__OBJECTIVE__
Reproduce every entry below precisely. Pictures are excluded from the copy.

___ STORED RECORDS ___

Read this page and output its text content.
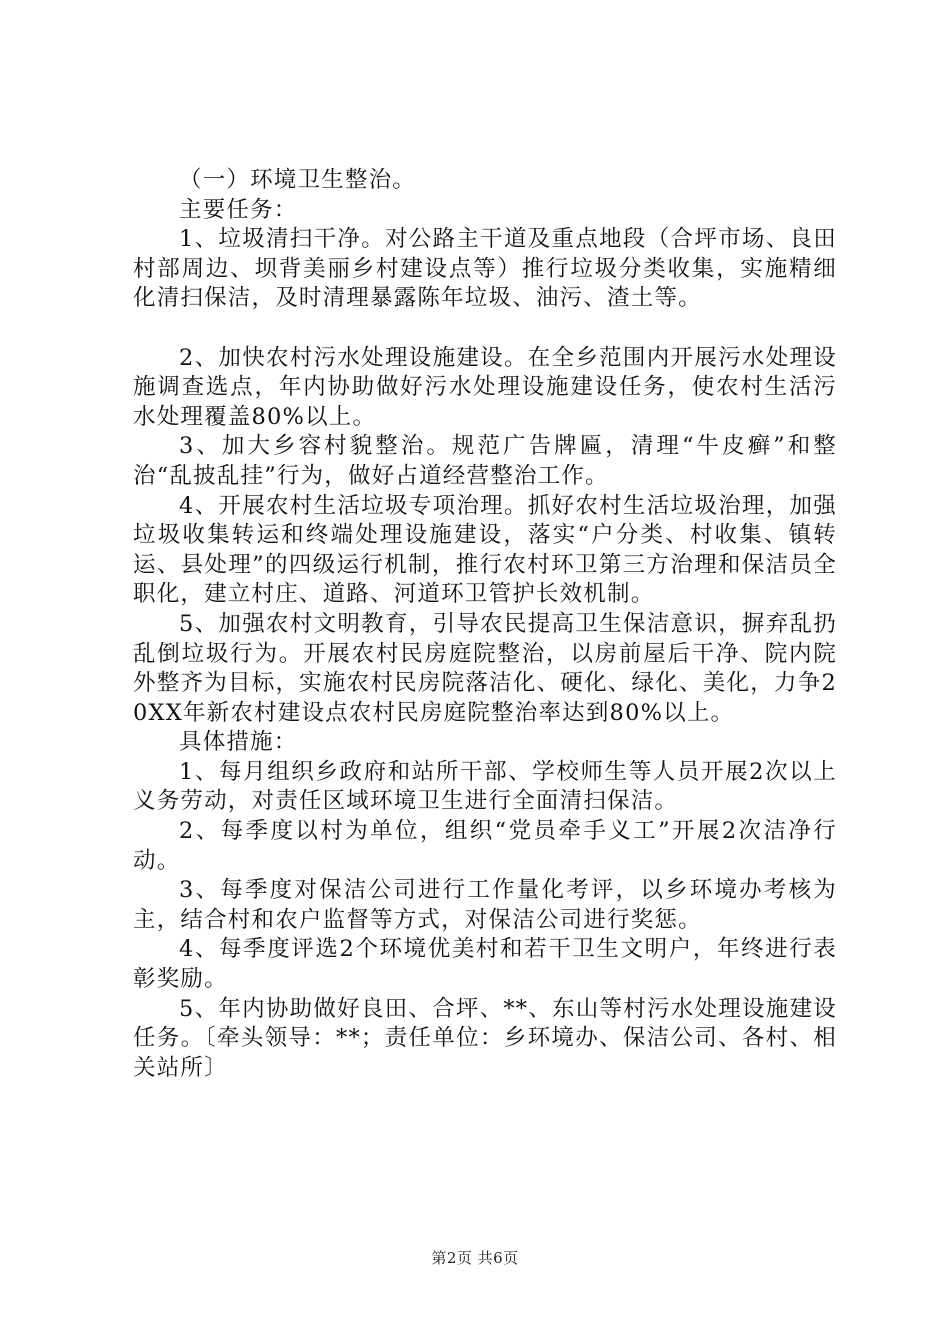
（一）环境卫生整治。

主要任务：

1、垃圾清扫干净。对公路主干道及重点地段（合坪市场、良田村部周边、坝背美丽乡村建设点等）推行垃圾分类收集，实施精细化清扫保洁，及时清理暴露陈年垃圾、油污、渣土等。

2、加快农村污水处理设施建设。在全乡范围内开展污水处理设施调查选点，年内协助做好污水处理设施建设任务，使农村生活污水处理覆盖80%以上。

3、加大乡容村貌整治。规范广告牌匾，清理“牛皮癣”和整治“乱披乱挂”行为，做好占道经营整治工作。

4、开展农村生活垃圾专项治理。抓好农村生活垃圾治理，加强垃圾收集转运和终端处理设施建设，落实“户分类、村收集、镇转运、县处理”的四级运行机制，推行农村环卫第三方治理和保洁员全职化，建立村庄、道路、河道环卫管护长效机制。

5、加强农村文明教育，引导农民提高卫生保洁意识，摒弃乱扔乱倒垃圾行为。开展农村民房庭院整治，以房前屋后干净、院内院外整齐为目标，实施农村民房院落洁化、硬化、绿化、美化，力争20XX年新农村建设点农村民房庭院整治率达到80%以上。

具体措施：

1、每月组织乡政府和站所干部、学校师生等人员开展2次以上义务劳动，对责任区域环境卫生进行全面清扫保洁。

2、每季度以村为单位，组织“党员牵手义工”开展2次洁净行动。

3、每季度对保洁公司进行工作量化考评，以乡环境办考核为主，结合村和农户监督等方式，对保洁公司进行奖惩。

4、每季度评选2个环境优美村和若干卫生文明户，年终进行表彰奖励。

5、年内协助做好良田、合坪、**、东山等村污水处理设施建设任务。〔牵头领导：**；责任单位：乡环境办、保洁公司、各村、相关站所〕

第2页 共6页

___

__SOLUTION TO THIS EXERCISE__
Read this page and output its text content.
（一）环境卫生整治。

主要任务：

1、垃圾清扫干净。对公路主干道及重点地段（合坪市场、良田村部周边、坝背美丽乡村建设点等）推行垃圾分类收集，实施精细化清扫保洁，及时清理暴露陈年垃圾、油污、渣土等。

2、加快农村污水处理设施建设。在全乡范围内开展污水处理设施调查选点，年内协助做好污水处理设施建设任务，使农村生活污水处理覆盖80%以上。

3、加大乡容村貌整治。规范广告牌匾，清理“牛皮癣”和整治“乱披乱挂”行为，做好占道经营整治工作。

4、开展农村生活垃圾专项治理。抓好农村生活垃圾治理，加强垃圾收集转运和终端处理设施建设，落实“户分类、村收集、镇转运、县处理”的四级运行机制，推行农村环卫第三方治理和保洁员全职化，建立村庄、道路、河道环卫管护长效机制。

5、加强农村文明教育，引导农民提高卫生保洁意识，摒弃乱扔乱倒垃圾行为。开展农村民房庭院整治，以房前屋后干净、院内院外整齐为目标，实施农村民房院落洁化、硬化、绿化、美化，力争20XX年新农村建设点农村民房庭院整治率达到80%以上。

具体措施：

1、每月组织乡政府和站所干部、学校师生等人员开展2次以上义务劳动，对责任区域环境卫生进行全面清扫保洁。

2、每季度以村为单位，组织“党员牵手义工”开展2次洁净行动。

3、每季度对保洁公司进行工作量化考评，以乡环境办考核为主，结合村和农户监督等方式，对保洁公司进行奖惩。

4、每季度评选2个环境优美村和若干卫生文明户，年终进行表彰奖励。

5、年内协助做好良田、合坪、**、东山等村污水处理设施建设任务。〔牵头领导：**；责任单位：乡环境办、保洁公司、各村、相关站所〕

第2页 共6页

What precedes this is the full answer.